* Problem
Exactly reproduce each entry, leaving out nothing.

* Listing

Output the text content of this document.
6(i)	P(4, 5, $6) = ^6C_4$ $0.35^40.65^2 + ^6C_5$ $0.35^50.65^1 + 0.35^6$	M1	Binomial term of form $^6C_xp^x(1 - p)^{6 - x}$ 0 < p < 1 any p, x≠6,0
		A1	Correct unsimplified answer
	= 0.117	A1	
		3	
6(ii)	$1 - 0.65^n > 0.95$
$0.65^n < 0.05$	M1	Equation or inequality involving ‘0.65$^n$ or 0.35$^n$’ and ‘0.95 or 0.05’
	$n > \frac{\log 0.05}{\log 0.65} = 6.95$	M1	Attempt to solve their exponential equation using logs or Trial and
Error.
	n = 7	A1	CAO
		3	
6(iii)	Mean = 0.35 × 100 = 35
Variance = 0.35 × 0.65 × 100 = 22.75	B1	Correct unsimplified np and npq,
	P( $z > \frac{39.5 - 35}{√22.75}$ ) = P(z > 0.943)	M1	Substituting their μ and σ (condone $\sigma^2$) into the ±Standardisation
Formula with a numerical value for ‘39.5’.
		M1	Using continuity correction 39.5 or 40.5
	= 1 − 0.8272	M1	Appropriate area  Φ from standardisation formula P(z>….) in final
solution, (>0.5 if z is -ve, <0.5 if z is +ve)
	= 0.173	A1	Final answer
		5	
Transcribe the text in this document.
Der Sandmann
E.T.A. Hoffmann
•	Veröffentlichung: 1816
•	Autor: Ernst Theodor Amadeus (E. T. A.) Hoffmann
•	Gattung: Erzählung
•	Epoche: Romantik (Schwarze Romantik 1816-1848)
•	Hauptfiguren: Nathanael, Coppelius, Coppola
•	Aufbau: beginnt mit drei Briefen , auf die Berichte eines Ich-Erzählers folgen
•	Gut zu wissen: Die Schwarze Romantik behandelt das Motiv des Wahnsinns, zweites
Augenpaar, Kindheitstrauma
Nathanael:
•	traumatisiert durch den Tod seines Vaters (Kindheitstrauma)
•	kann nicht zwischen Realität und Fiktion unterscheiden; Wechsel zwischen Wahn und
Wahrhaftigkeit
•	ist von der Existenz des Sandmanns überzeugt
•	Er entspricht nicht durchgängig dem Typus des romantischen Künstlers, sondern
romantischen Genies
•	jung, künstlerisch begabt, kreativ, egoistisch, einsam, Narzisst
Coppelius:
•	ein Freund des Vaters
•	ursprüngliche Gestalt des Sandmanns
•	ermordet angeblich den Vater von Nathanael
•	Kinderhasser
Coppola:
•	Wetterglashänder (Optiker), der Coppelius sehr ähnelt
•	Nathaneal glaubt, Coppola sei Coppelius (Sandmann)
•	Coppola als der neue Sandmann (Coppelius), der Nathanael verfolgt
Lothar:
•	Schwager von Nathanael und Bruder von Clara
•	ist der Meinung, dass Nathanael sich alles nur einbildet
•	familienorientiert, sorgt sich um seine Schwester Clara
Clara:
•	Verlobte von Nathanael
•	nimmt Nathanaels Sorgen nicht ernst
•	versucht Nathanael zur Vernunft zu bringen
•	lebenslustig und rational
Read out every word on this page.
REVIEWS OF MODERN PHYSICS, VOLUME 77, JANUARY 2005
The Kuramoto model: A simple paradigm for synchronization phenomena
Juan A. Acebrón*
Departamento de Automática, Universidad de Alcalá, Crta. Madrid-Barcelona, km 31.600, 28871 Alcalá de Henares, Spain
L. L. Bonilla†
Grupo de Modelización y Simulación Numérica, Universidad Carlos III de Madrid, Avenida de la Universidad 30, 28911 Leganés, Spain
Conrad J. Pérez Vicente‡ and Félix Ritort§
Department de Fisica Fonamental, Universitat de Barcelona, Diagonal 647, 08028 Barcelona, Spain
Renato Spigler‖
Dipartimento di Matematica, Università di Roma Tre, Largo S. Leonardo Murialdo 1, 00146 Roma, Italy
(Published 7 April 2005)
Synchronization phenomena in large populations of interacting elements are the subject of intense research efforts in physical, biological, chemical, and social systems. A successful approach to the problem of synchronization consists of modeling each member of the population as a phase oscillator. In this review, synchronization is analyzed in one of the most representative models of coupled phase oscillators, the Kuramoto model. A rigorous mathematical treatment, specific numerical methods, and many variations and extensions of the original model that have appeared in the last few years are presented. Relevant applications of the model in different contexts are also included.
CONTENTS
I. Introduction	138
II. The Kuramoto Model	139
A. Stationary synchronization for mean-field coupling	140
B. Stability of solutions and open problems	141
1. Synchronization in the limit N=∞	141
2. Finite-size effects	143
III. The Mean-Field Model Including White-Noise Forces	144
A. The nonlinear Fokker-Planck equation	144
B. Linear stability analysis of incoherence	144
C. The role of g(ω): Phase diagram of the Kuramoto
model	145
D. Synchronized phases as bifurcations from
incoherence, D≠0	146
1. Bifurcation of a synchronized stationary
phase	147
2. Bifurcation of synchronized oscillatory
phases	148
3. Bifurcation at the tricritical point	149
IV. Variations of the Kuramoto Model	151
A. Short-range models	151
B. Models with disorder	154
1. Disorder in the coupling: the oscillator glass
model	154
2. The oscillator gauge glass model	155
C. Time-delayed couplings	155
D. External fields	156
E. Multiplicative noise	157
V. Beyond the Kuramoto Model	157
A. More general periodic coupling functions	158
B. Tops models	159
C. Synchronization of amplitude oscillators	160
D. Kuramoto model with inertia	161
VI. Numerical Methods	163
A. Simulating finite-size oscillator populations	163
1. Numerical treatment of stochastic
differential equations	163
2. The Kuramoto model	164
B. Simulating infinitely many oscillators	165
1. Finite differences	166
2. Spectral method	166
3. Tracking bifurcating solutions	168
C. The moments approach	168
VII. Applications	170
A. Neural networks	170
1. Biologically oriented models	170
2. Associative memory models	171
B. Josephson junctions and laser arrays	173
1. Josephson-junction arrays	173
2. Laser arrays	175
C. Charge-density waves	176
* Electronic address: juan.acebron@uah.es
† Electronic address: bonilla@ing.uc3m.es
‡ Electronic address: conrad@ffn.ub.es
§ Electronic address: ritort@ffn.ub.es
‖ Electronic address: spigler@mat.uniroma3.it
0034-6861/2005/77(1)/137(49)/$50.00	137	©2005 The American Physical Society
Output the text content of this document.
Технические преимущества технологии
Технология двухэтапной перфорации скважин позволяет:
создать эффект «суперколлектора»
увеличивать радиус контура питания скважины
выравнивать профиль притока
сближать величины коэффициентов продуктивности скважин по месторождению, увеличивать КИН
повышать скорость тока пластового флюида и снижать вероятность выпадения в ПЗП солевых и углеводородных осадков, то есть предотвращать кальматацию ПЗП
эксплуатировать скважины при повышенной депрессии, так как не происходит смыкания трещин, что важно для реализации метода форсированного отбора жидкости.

* Worked solution
Output the text content of this document.
6(i)	P(4, 5, $6) = ^6C_4$ $0.35^40.65^2 + ^6C_5$ $0.35^50.65^1 + 0.35^6$	M1	Binomial term of form $^6C_xp^x(1 - p)^{6 - x}$ 0 < p < 1 any p, x≠6,0
		A1	Correct unsimplified answer
	= 0.117	A1	
		3	
6(ii)	$1 - 0.65^n > 0.95$
$0.65^n < 0.05$	M1	Equation or inequality involving ‘0.65$^n$ or 0.35$^n$’ and ‘0.95 or 0.05’
	$n > \frac{\log 0.05}{\log 0.65} = 6.95$	M1	Attempt to solve their exponential equation using logs or Trial and
Error.
	n = 7	A1	CAO
		3	
6(iii)	Mean = 0.35 × 100 = 35
Variance = 0.35 × 0.65 × 100 = 22.75	B1	Correct unsimplified np and npq,
	P( $z > \frac{39.5 - 35}{√22.75}$ ) = P(z > 0.943)	M1	Substituting their μ and σ (condone $\sigma^2$) into the ±Standardisation
Formula with a numerical value for ‘39.5’.
		M1	Using continuity correction 39.5 or 40.5
	= 1 − 0.8272	M1	Appropriate area  Φ from standardisation formula P(z>….) in final
solution, (>0.5 if z is -ve, <0.5 if z is +ve)
	= 0.173	A1	Final answer
		5	
Transcribe the text in this document.
Der Sandmann
E.T.A. Hoffmann
•	Veröffentlichung: 1816
•	Autor: Ernst Theodor Amadeus (E. T. A.) Hoffmann
•	Gattung: Erzählung
•	Epoche: Romantik (Schwarze Romantik 1816-1848)
•	Hauptfiguren: Nathanael, Coppelius, Coppola
•	Aufbau: beginnt mit drei Briefen , auf die Berichte eines Ich-Erzählers folgen
•	Gut zu wissen: Die Schwarze Romantik behandelt das Motiv des Wahnsinns, zweites
Augenpaar, Kindheitstrauma
Nathanael:
•	traumatisiert durch den Tod seines Vaters (Kindheitstrauma)
•	kann nicht zwischen Realität und Fiktion unterscheiden; Wechsel zwischen Wahn und
Wahrhaftigkeit
•	ist von der Existenz des Sandmanns überzeugt
•	Er entspricht nicht durchgängig dem Typus des romantischen Künstlers, sondern
romantischen Genies
•	jung, künstlerisch begabt, kreativ, egoistisch, einsam, Narzisst
Coppelius:
•	ein Freund des Vaters
•	ursprüngliche Gestalt des Sandmanns
•	ermordet angeblich den Vater von Nathanael
•	Kinderhasser
Coppola:
•	Wetterglashänder (Optiker), der Coppelius sehr ähnelt
•	Nathaneal glaubt, Coppola sei Coppelius (Sandmann)
•	Coppola als der neue Sandmann (Coppelius), der Nathanael verfolgt
Lothar:
•	Schwager von Nathanael und Bruder von Clara
•	ist der Meinung, dass Nathanael sich alles nur einbildet
•	familienorientiert, sorgt sich um seine Schwester Clara
Clara:
•	Verlobte von Nathanael
•	nimmt Nathanaels Sorgen nicht ernst
•	versucht Nathanael zur Vernunft zu bringen
•	lebenslustig und rational
Read out every word on this page.
REVIEWS OF MODERN PHYSICS, VOLUME 77, JANUARY 2005
The Kuramoto model: A simple paradigm for synchronization phenomena
Juan A. Acebrón*
Departamento de Automática, Universidad de Alcalá, Crta. Madrid-Barcelona, km 31.600, 28871 Alcalá de Henares, Spain
L. L. Bonilla†
Grupo de Modelización y Simulación Numérica, Universidad Carlos III de Madrid, Avenida de la Universidad 30, 28911 Leganés, Spain
Conrad J. Pérez Vicente‡ and Félix Ritort§
Department de Fisica Fonamental, Universitat de Barcelona, Diagonal 647, 08028 Barcelona, Spain
Renato Spigler‖
Dipartimento di Matematica, Università di Roma Tre, Largo S. Leonardo Murialdo 1, 00146 Roma, Italy
(Published 7 April 2005)
Synchronization phenomena in large populations of interacting elements are the subject of intense research efforts in physical, biological, chemical, and social systems. A successful approach to the problem of synchronization consists of modeling each member of the population as a phase oscillator. In this review, synchronization is analyzed in one of the most representative models of coupled phase oscillators, the Kuramoto model. A rigorous mathematical treatment, specific numerical methods, and many variations and extensions of the original model that have appeared in the last few years are presented. Relevant applications of the model in different contexts are also included.
CONTENTS
I. Introduction	138
II. The Kuramoto Model	139
A. Stationary synchronization for mean-field coupling	140
B. Stability of solutions and open problems	141
1. Synchronization in the limit N=∞	141
2. Finite-size effects	143
III. The Mean-Field Model Including White-Noise Forces	144
A. The nonlinear Fokker-Planck equation	144
B. Linear stability analysis of incoherence	144
C. The role of g(ω): Phase diagram of the Kuramoto
model	145
D. Synchronized phases as bifurcations from
incoherence, D≠0	146
1. Bifurcation of a synchronized stationary
phase	147
2. Bifurcation of synchronized oscillatory
phases	148
3. Bifurcation at the tricritical point	149
IV. Variations of the Kuramoto Model	151
A. Short-range models	151
B. Models with disorder	154
1. Disorder in the coupling: the oscillator glass
model	154
2. The oscillator gauge glass model	155
C. Time-delayed couplings	155
D. External fields	156
E. Multiplicative noise	157
V. Beyond the Kuramoto Model	157
A. More general periodic coupling functions	158
B. Tops models	159
C. Synchronization of amplitude oscillators	160
D. Kuramoto model with inertia	161
VI. Numerical Methods	163
A. Simulating finite-size oscillator populations	163
1. Numerical treatment of stochastic
differential equations	163
2. The Kuramoto model	164
B. Simulating infinitely many oscillators	165
1. Finite differences	166
2. Spectral method	166
3. Tracking bifurcating solutions	168
C. The moments approach	168
VII. Applications	170
A. Neural networks	170
1. Biologically oriented models	170
2. Associative memory models	171
B. Josephson junctions and laser arrays	173
1. Josephson-junction arrays	173
2. Laser arrays	175
C. Charge-density waves	176
* Electronic address: juan.acebron@uah.es
† Electronic address: bonilla@ing.uc3m.es
‡ Electronic address: conrad@ffn.ub.es
§ Electronic address: ritort@ffn.ub.es
‖ Electronic address: spigler@mat.uniroma3.it
0034-6861/2005/77(1)/137(49)/$50.00	137	©2005 The American Physical Society
Output the text content of this document.
Технические преимущества технологии
Технология двухэтапной перфорации скважин позволяет:
создать эффект «суперколлектора»
увеличивать радиус контура питания скважины
выравнивать профиль притока
сближать величины коэффициентов продуктивности скважин по месторождению, увеличивать КИН
повышать скорость тока пластового флюида и снижать вероятность выпадения в ПЗП солевых и углеводородных осадков, то есть предотвращать кальматацию ПЗП
эксплуатировать скважины при повышенной депрессии, так как не происходит смыкания трещин, что важно для реализации метода форсированного отбора жидкости.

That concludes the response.